**Required task:** Please list every war or crisis named in the passage about Into Suez, giving the year or years stated with each.

─── Quoted passage ───

This memory, simple but filmic, is the soul of Into Suez, standing for the whole novel. It represents knowledge forlorn of insight, fascination replete with mystery: in its seed are packed both questions and imponderables. During the Gulf War of 1990-1 and the Iraq War of 2003, I seemed to see him again and thought: Does nothing change? I am old enough to remember the ‘Suez Crisis’ of 1956 in which, after President Nasser had nationalised the Suez Canal, the British Empire entered into a scandalous conspiracy with France and Israel to invade Egypt. They were sent packing by America. And that seemed to be the last strangled roar – or bray – of the British Empire. But in the Iraq War, the West again invaded an Arab country. I marched with over a million people in protest through London. It was all happening again. I thought of what Doris Lessing writes in her autobiography: Are we a people who cannot learn? I found myself returning in imagination to Egypt and beginning to write.

Other memories surfaced: they came thick and fast, of hailstones big as ping-pong balls whacking down on the naked, calomine-whitened shoulders and sun-bleached heads of me and my pals as we built sand castles; of vendors in the souk calling out their wares: Pri-ee-mus! Bot-bot-dee-li-ay! Of khaki white men with guns, watchful and ubiquitous. Of emaciated donkeys, their ribbed sides wounded with many beatings. Of a middle-aged Sudanese man, infinitely gentle, who looked after me while my parents took a dip in Lake Timsah. These memories and especially ‘my’ Arab offered a well of ink in which to dip my pen, time and again, when the labours of researching historical fiction floored me. For if fiction is about anything, it is about the mysterious complexity of individuals, the life they lead together, what happens to them. The links that bind and the conflicts that separate us.

─── Extracted entries ───

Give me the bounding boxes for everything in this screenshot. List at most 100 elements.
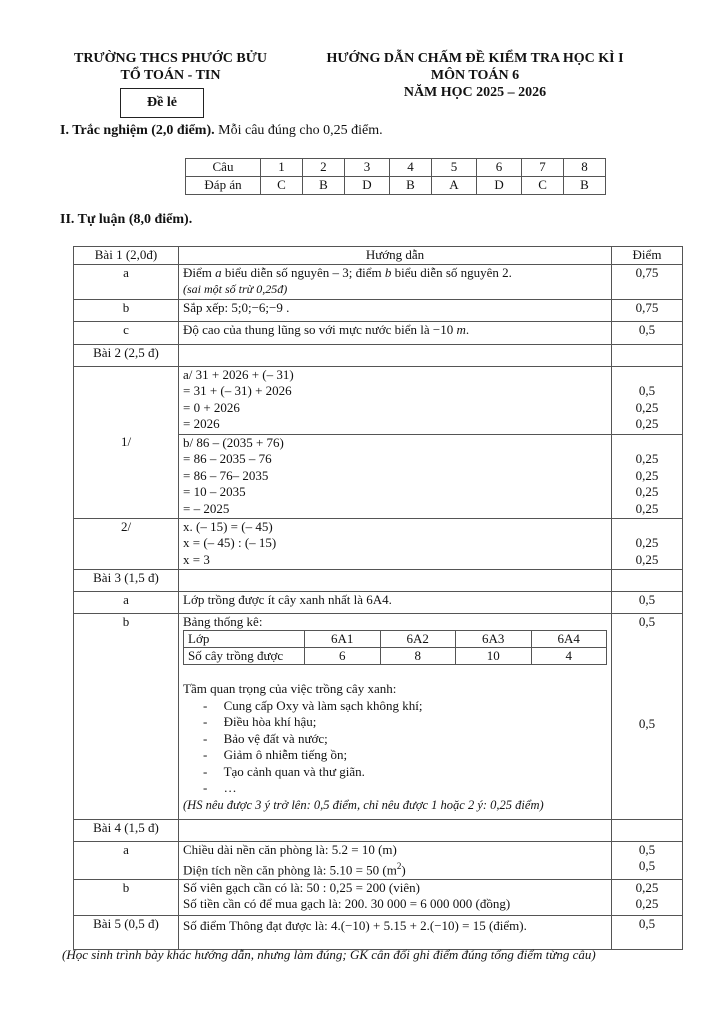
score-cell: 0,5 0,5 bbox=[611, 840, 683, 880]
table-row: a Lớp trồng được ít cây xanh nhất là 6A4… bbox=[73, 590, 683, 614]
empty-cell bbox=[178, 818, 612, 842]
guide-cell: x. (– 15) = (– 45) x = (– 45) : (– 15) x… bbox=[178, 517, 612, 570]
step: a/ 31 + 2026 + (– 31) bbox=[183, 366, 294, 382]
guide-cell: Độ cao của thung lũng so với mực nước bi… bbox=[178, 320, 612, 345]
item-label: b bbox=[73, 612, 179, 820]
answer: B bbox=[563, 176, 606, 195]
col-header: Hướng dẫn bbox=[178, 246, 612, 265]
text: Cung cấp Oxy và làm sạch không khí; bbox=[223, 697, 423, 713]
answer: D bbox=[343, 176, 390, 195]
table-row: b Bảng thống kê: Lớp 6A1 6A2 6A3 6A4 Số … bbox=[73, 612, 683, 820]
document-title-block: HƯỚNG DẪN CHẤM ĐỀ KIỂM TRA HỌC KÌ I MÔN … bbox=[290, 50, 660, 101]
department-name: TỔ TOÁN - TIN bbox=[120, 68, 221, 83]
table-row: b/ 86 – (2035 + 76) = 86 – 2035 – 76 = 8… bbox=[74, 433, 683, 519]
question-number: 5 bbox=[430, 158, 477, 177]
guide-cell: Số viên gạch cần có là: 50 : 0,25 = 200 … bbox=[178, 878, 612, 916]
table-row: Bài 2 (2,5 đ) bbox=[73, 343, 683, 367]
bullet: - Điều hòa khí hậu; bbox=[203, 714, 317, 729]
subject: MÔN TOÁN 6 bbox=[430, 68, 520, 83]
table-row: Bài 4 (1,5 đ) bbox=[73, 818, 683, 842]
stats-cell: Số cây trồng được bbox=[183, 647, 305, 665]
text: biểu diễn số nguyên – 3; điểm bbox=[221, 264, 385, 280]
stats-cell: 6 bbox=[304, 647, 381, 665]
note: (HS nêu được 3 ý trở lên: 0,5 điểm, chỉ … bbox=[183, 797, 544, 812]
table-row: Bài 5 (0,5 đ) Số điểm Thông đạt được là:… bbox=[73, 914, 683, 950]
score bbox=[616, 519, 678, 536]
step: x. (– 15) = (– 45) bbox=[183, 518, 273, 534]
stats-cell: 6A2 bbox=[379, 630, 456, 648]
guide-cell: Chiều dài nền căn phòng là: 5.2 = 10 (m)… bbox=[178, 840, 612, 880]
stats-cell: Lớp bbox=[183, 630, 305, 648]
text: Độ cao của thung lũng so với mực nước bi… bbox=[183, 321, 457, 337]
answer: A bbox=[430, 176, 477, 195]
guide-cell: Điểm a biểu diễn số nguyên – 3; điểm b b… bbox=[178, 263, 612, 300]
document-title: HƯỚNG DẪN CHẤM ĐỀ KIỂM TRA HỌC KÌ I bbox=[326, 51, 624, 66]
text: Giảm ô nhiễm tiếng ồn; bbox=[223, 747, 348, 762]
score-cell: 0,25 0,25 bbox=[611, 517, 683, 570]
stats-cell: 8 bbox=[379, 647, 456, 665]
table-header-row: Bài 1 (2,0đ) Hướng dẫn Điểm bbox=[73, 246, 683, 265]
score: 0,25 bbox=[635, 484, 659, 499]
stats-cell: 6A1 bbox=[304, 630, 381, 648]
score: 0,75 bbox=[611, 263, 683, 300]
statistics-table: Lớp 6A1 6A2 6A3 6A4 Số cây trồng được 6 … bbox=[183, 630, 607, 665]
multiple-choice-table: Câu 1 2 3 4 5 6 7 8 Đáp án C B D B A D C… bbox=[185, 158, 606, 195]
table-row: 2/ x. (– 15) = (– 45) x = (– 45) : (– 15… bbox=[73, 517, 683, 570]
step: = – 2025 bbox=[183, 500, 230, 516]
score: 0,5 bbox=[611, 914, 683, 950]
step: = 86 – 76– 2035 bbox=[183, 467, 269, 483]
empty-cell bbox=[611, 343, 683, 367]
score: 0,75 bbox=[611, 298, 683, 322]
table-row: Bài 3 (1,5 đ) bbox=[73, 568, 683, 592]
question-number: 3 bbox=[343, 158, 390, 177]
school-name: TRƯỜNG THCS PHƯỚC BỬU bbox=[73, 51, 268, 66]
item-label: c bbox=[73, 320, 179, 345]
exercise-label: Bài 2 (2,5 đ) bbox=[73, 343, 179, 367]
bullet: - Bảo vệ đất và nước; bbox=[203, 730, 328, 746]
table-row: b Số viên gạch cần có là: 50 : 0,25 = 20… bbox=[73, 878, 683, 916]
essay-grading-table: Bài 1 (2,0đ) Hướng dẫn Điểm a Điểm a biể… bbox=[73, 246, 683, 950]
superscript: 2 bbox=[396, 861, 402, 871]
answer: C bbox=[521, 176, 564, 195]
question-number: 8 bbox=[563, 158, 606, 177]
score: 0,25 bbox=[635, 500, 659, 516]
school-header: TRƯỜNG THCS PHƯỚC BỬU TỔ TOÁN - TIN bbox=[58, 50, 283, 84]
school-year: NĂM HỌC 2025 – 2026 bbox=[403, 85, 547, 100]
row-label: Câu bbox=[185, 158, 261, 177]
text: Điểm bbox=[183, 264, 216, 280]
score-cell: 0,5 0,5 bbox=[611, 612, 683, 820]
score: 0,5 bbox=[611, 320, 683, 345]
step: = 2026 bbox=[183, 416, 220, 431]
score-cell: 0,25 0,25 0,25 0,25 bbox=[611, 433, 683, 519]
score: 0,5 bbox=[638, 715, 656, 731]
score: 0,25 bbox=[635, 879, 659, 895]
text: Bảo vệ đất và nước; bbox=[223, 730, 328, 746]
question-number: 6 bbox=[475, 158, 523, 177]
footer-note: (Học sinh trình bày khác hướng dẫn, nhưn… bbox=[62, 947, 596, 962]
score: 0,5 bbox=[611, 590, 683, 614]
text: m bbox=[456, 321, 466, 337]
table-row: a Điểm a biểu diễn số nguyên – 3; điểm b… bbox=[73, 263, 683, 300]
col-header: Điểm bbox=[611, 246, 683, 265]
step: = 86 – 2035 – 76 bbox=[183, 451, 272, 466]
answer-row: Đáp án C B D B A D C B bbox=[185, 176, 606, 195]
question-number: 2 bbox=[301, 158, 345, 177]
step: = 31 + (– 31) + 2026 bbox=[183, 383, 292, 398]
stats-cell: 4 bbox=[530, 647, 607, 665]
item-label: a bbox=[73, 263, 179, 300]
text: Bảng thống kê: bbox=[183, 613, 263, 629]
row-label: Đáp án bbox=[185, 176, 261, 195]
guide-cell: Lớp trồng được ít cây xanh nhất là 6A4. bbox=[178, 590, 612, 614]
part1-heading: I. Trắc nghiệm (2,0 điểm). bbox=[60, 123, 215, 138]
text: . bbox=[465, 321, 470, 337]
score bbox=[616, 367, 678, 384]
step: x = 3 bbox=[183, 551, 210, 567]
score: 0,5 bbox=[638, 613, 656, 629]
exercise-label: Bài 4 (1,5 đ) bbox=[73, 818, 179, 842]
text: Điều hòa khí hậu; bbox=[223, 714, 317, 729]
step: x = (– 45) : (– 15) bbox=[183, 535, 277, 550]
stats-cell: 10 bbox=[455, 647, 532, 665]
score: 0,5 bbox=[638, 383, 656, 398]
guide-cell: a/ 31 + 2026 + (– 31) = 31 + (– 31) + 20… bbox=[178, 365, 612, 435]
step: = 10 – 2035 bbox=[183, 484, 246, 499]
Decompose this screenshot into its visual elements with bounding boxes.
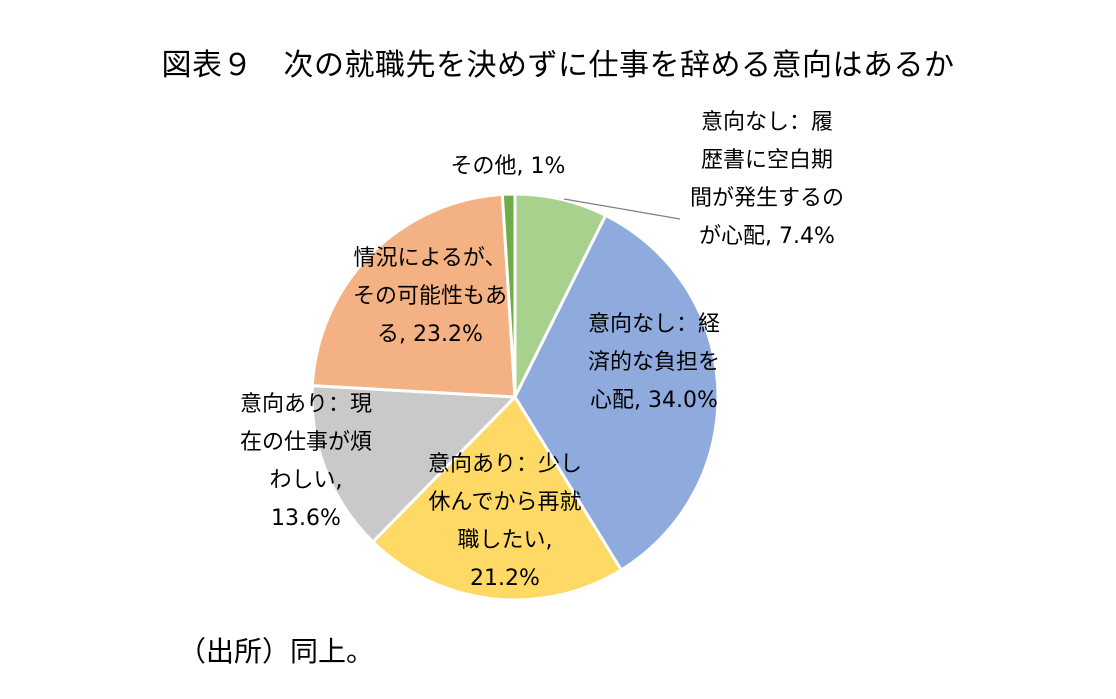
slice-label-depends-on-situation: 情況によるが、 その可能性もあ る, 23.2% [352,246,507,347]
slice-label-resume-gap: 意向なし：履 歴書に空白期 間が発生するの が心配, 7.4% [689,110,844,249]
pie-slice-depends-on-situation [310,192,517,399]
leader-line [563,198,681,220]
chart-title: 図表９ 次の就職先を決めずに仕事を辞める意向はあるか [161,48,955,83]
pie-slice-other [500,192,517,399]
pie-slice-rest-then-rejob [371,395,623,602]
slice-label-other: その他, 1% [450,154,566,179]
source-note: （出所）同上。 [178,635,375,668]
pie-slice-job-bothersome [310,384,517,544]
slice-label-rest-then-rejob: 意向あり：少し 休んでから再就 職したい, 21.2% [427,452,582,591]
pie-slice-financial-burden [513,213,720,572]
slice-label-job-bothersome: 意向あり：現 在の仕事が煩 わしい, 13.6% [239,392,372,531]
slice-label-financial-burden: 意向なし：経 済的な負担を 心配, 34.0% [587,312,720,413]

───

**Final result:**
- Gulf War, 1990-1
- Iraq War, 2003
- Suez Crisis, 1956